What you need to do
Every entry below should be transcribed exactly; pictures stay out of the copy.

-- Begin --

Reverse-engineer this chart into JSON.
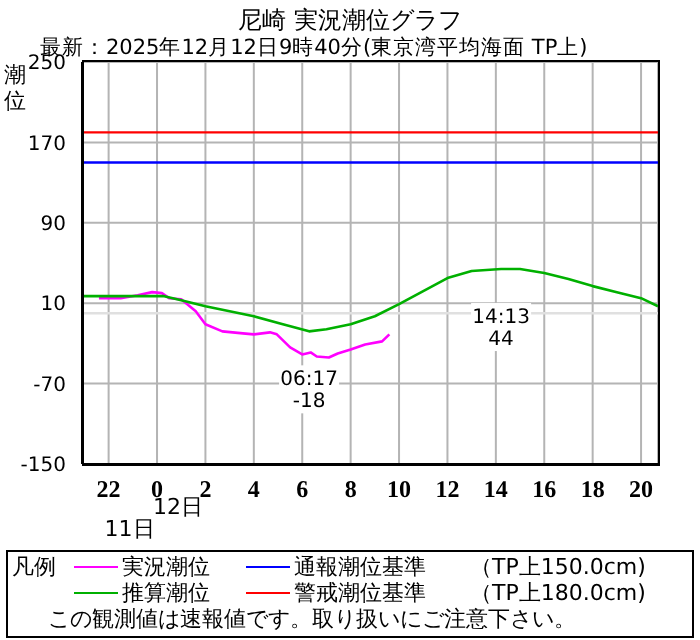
{
  "chart_data": {
    "type": "line",
    "title": "尼崎 実況潮位グラフ",
    "subtitle": "最新：2025年12月12日9時40分(東京湾平均海面 TP上)",
    "ylabel": "潮位",
    "legend_title": "凡例",
    "legend": "bottom",
    "grid": true,
    "marker": "none",
    "line_style": "solid",
    "xlim": [
      "2025-12-11T20:54",
      "2025-12-12T20:42"
    ],
    "xticks": [
      {
        "value": "2025-12-11T22:00",
        "label": "22"
      },
      {
        "value": "2025-12-12T00:00",
        "label": "0"
      },
      {
        "value": "2025-12-12T02:00",
        "label": "2"
      },
      {
        "value": "2025-12-12T04:00",
        "label": "4"
      },
      {
        "value": "2025-12-12T06:00",
        "label": "6"
      },
      {
        "value": "2025-12-12T08:00",
        "label": "8"
      },
      {
        "value": "2025-12-12T10:00",
        "label": "10"
      },
      {
        "value": "2025-12-12T12:00",
        "label": "12"
      },
      {
        "value": "2025-12-12T14:00",
        "label": "14"
      },
      {
        "value": "2025-12-12T16:00",
        "label": "16"
      },
      {
        "value": "2025-12-12T18:00",
        "label": "18"
      },
      {
        "value": "2025-12-12T20:00",
        "label": "20"
      }
    ],
    "ylim": [
      -150,
      250
    ],
    "yticks": [
      -150,
      -70,
      10,
      90,
      170,
      250
    ],
    "series": [
      {
        "name": "実況潮位",
        "color": "#ff00ff",
        "x": [
          "2025-12-11T21:36",
          "2025-12-11T22:30",
          "2025-12-11T23:12",
          "2025-12-11T23:48",
          "2025-12-12T00:12",
          "2025-12-12T00:30",
          "2025-12-12T01:00",
          "2025-12-12T01:36",
          "2025-12-12T02:00",
          "2025-12-12T02:42",
          "2025-12-12T03:33",
          "2025-12-12T04:00",
          "2025-12-12T04:40",
          "2025-12-12T04:57",
          "2025-12-12T05:30",
          "2025-12-12T06:00",
          "2025-12-12T06:21",
          "2025-12-12T06:36",
          "2025-12-12T07:06",
          "2025-12-12T07:28",
          "2025-12-12T08:00",
          "2025-12-12T08:36",
          "2025-12-12T09:18",
          "2025-12-12T09:36"
        ],
        "values": [
          15,
          15,
          18,
          21,
          20,
          15,
          14,
          2,
          -11,
          -18,
          -20,
          -21,
          -19,
          -21,
          -34,
          -41,
          -39,
          -43,
          -44,
          -40,
          -36,
          -31,
          -28,
          -21
        ]
      },
      {
        "name": "推算潮位",
        "color": "#00b000",
        "x": [
          "2025-12-11T20:54",
          "2025-12-12T00:18",
          "2025-12-12T01:00",
          "2025-12-12T02:00",
          "2025-12-12T04:00",
          "2025-12-12T05:12",
          "2025-12-12T06:17",
          "2025-12-12T07:00",
          "2025-12-12T08:00",
          "2025-12-12T09:00",
          "2025-12-12T10:00",
          "2025-12-12T11:00",
          "2025-12-12T12:00",
          "2025-12-12T13:00",
          "2025-12-12T14:13",
          "2025-12-12T15:00",
          "2025-12-12T16:00",
          "2025-12-12T17:00",
          "2025-12-12T18:00",
          "2025-12-12T19:00",
          "2025-12-12T20:00",
          "2025-12-12T20:42"
        ],
        "values": [
          17,
          17,
          13,
          7,
          -3,
          -11,
          -18,
          -16,
          -11,
          -3,
          9,
          22,
          35,
          42,
          44,
          44,
          40,
          34,
          27,
          21,
          15,
          7
        ]
      }
    ],
    "ref_lines": [
      {
        "axis": "y",
        "value": 0,
        "label": null,
        "color": "#e0e0e0"
      },
      {
        "axis": "y",
        "value": 150,
        "label": "通報潮位基準　　（TP上150.0cm)",
        "color": "#0000ff"
      },
      {
        "axis": "y",
        "value": 180,
        "label": "警戒潮位基準　　（TP上180.0cm)",
        "color": "#ff0000"
      }
    ],
    "annotations": [
      "12日",
      "11日",
      "この観測値は速報値です。取り扱いにご注意下さい。",
      {
        "text": "06:17\n-18",
        "x": "2025-12-12T06:17",
        "y": -18
      },
      {
        "text": "14:13\n44",
        "x": "2025-12-12T14:13",
        "y": 44
      }
    ]
  }
}
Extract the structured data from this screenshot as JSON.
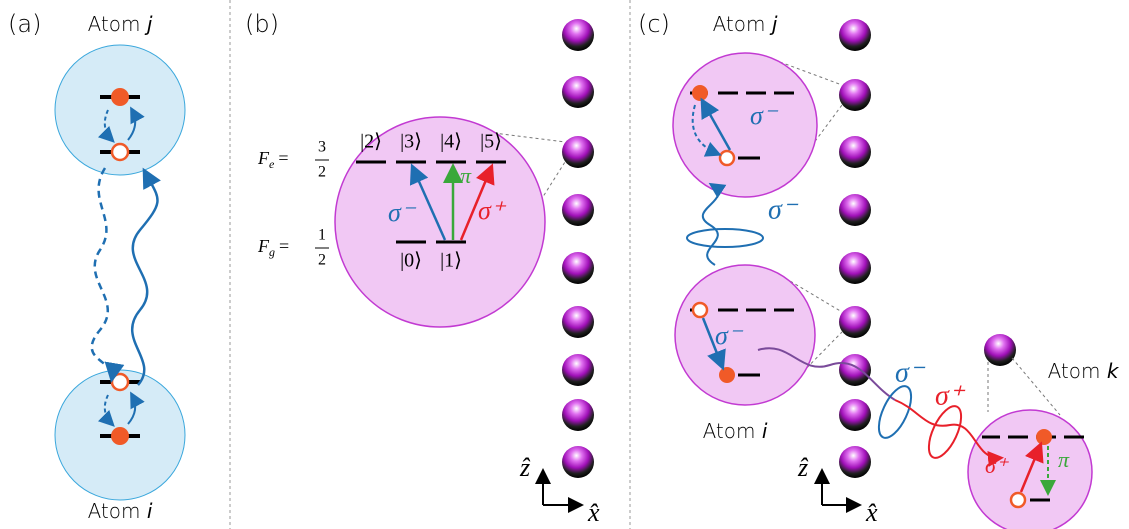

-- End --

Answer for the task
Reverse-engineer this chart into JSON.
{
  "chart_data": {
    "type": "line",
    "title": "尼崎 実況潮位グラフ",
    "subtitle": "最新：2025年12月12日9時40分(東京湾平均海面 TP上)",
    "ylabel": "潮位",
    "legend_title": "凡例",
    "legend": "bottom",
    "grid": true,
    "marker": "none",
    "line_style": "solid",
    "xlim": [
      "2025-12-11T20:54",
      "2025-12-12T20:42"
    ],
    "xticks": [
      {
        "value": "2025-12-11T22:00",
        "label": "22"
      },
      {
        "value": "2025-12-12T00:00",
        "label": "0"
      },
      {
        "value": "2025-12-12T02:00",
        "label": "2"
      },
      {
        "value": "2025-12-12T04:00",
        "label": "4"
      },
      {
        "value": "2025-12-12T06:00",
        "label": "6"
      },
      {
        "value": "2025-12-12T08:00",
        "label": "8"
      },
      {
        "value": "2025-12-12T10:00",
        "label": "10"
      },
      {
        "value": "2025-12-12T12:00",
        "label": "12"
      },
      {
        "value": "2025-12-12T14:00",
        "label": "14"
      },
      {
        "value": "2025-12-12T16:00",
        "label": "16"
      },
      {
        "value": "2025-12-12T18:00",
        "label": "18"
      },
      {
        "value": "2025-12-12T20:00",
        "label": "20"
      }
    ],
    "ylim": [
      -150,
      250
    ],
    "yticks": [
      -150,
      -70,
      10,
      90,
      170,
      250
    ],
    "series": [
      {
        "name": "実況潮位",
        "color": "#ff00ff",
        "x": [
          "2025-12-11T21:36",
          "2025-12-11T22:30",
          "2025-12-11T23:12",
          "2025-12-11T23:48",
          "2025-12-12T00:12",
          "2025-12-12T00:30",
          "2025-12-12T01:00",
          "2025-12-12T01:36",
          "2025-12-12T02:00",
          "2025-12-12T02:42",
          "2025-12-12T03:33",
          "2025-12-12T04:00",
          "2025-12-12T04:40",
          "2025-12-12T04:57",
          "2025-12-12T05:30",
          "2025-12-12T06:00",
          "2025-12-12T06:21",
          "2025-12-12T06:36",
          "2025-12-12T07:06",
          "2025-12-12T07:28",
          "2025-12-12T08:00",
          "2025-12-12T08:36",
          "2025-12-12T09:18",
          "2025-12-12T09:36"
        ],
        "values": [
          15,
          15,
          18,
          21,
          20,
          15,
          14,
          2,
          -11,
          -18,
          -20,
          -21,
          -19,
          -21,
          -34,
          -41,
          -39,
          -43,
          -44,
          -40,
          -36,
          -31,
          -28,
          -21
        ]
      },
      {
        "name": "推算潮位",
        "color": "#00b000",
        "x": [
          "2025-12-11T20:54",
          "2025-12-12T00:18",
          "2025-12-12T01:00",
          "2025-12-12T02:00",
          "2025-12-12T04:00",
          "2025-12-12T05:12",
          "2025-12-12T06:17",
          "2025-12-12T07:00",
          "2025-12-12T08:00",
          "2025-12-12T09:00",
          "2025-12-12T10:00",
          "2025-12-12T11:00",
          "2025-12-12T12:00",
          "2025-12-12T13:00",
          "2025-12-12T14:13",
          "2025-12-12T15:00",
          "2025-12-12T16:00",
          "2025-12-12T17:00",
          "2025-12-12T18:00",
          "2025-12-12T19:00",
          "2025-12-12T20:00",
          "2025-12-12T20:42"
        ],
        "values": [
          17,
          17,
          13,
          7,
          -3,
          -11,
          -18,
          -16,
          -11,
          -3,
          9,
          22,
          35,
          42,
          44,
          44,
          40,
          34,
          27,
          21,
          15,
          7
        ]
      }
    ],
    "ref_lines": [
      {
        "axis": "y",
        "value": 0,
        "label": null,
        "color": "#e0e0e0"
      },
      {
        "axis": "y",
        "value": 150,
        "label": "通報潮位基準　　（TP上150.0cm)",
        "color": "#0000ff"
      },
      {
        "axis": "y",
        "value": 180,
        "label": "警戒潮位基準　　（TP上180.0cm)",
        "color": "#ff0000"
      }
    ],
    "annotations": [
      "12日",
      "11日",
      "この観測値は速報値です。取り扱いにご注意下さい。",
      {
        "text": "06:17\n-18",
        "x": "2025-12-12T06:17",
        "y": -18
      },
      {
        "text": "14:13\n44",
        "x": "2025-12-12T14:13",
        "y": 44
      }
    ]
  }
}
Extract the structured data from this screenshot as JSON.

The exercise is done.